━━━ Data to process

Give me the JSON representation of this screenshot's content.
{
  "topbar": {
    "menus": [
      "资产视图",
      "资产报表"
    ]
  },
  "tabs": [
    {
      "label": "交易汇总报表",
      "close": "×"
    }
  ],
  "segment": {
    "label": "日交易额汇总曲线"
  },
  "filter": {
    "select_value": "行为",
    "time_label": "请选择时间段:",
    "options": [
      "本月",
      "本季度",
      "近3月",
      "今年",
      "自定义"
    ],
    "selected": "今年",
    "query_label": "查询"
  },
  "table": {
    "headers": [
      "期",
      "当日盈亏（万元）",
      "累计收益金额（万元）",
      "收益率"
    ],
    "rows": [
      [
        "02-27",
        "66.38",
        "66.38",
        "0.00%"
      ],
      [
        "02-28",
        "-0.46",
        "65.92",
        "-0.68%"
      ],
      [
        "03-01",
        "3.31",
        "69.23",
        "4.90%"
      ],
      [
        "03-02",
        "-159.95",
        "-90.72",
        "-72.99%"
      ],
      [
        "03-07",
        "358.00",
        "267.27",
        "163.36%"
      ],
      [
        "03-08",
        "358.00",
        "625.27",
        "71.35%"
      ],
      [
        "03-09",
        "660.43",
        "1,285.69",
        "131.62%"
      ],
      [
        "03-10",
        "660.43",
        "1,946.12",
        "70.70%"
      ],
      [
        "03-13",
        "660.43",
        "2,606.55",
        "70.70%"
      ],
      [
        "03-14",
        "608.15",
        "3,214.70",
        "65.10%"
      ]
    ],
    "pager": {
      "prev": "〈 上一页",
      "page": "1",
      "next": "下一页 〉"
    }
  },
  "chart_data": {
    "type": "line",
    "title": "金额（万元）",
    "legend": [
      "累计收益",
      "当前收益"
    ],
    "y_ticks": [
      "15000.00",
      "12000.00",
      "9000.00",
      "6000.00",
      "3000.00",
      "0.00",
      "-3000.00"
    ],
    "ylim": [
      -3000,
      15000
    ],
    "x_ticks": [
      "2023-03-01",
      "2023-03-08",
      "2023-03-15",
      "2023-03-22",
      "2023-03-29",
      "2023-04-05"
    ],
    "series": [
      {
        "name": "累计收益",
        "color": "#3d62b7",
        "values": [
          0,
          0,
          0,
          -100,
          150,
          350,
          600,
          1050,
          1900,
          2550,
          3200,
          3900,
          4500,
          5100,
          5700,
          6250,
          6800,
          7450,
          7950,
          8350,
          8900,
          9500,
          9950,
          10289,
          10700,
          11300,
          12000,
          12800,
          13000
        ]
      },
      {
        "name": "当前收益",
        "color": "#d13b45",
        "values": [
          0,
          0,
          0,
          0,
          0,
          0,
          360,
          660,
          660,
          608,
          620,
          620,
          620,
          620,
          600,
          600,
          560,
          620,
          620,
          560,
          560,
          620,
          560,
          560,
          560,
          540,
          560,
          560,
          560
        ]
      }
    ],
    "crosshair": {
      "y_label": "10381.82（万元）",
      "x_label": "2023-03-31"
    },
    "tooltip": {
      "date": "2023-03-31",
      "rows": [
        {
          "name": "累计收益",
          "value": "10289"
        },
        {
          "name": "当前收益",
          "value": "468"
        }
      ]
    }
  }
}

━━━━━━

= Prompt =
Faithfully copy every entry, leaving nothing out.

= Response to the task =
Give me the JSON representation of this screenshot's content.
{
  "topbar": {
    "menus": [
      "资产视图",
      "资产报表"
    ]
  },
  "tabs": [
    {
      "label": "交易汇总报表",
      "close": "×"
    }
  ],
  "segment": {
    "label": "日交易额汇总曲线"
  },
  "filter": {
    "select_value": "行为",
    "time_label": "请选择时间段:",
    "options": [
      "本月",
      "本季度",
      "近3月",
      "今年",
      "自定义"
    ],
    "selected": "今年",
    "query_label": "查询"
  },
  "table": {
    "headers": [
      "期",
      "当日盈亏（万元）",
      "累计收益金额（万元）",
      "收益率"
    ],
    "rows": [
      [
        "02-27",
        "66.38",
        "66.38",
        "0.00%"
      ],
      [
        "02-28",
        "-0.46",
        "65.92",
        "-0.68%"
      ],
      [
        "03-01",
        "3.31",
        "69.23",
        "4.90%"
      ],
      [
        "03-02",
        "-159.95",
        "-90.72",
        "-72.99%"
      ],
      [
        "03-07",
        "358.00",
        "267.27",
        "163.36%"
      ],
      [
        "03-08",
        "358.00",
        "625.27",
        "71.35%"
      ],
      [
        "03-09",
        "660.43",
        "1,285.69",
        "131.62%"
      ],
      [
        "03-10",
        "660.43",
        "1,946.12",
        "70.70%"
      ],
      [
        "03-13",
        "660.43",
        "2,606.55",
        "70.70%"
      ],
      [
        "03-14",
        "608.15",
        "3,214.70",
        "65.10%"
      ]
    ],
    "pager": {
      "prev": "〈 上一页",
      "page": "1",
      "next": "下一页 〉"
    }
  },
  "chart_data": {
    "type": "line",
    "title": "金额（万元）",
    "legend": [
      "累计收益",
      "当前收益"
    ],
    "y_ticks": [
      "15000.00",
      "12000.00",
      "9000.00",
      "6000.00",
      "3000.00",
      "0.00",
      "-3000.00"
    ],
    "ylim": [
      -3000,
      15000
    ],
    "x_ticks": [
      "2023-03-01",
      "2023-03-08",
      "2023-03-15",
      "2023-03-22",
      "2023-03-29",
      "2023-04-05"
    ],
    "series": [
      {
        "name": "累计收益",
        "color": "#3d62b7",
        "values": [
          0,
          0,
          0,
          -100,
          150,
          350,
          600,
          1050,
          1900,
          2550,
          3200,
          3900,
          4500,
          5100,
          5700,
          6250,
          6800,
          7450,
          7950,
          8350,
          8900,
          9500,
          9950,
          10289,
          10700,
          11300,
          12000,
          12800,
          13000
        ]
      },
      {
        "name": "当前收益",
        "color": "#d13b45",
        "values": [
          0,
          0,
          0,
          0,
          0,
          0,
          360,
          660,
          660,
          608,
          620,
          620,
          620,
          620,
          600,
          600,
          560,
          620,
          620,
          560,
          560,
          620,
          560,
          560,
          560,
          540,
          560,
          560,
          560
        ]
      }
    ],
    "crosshair": {
      "y_label": "10381.82（万元）",
      "x_label": "2023-03-31"
    },
    "tooltip": {
      "date": "2023-03-31",
      "rows": [
        {
          "name": "累计收益",
          "value": "10289"
        },
        {
          "name": "当前收益",
          "value": "468"
        }
      ]
    }
  }
}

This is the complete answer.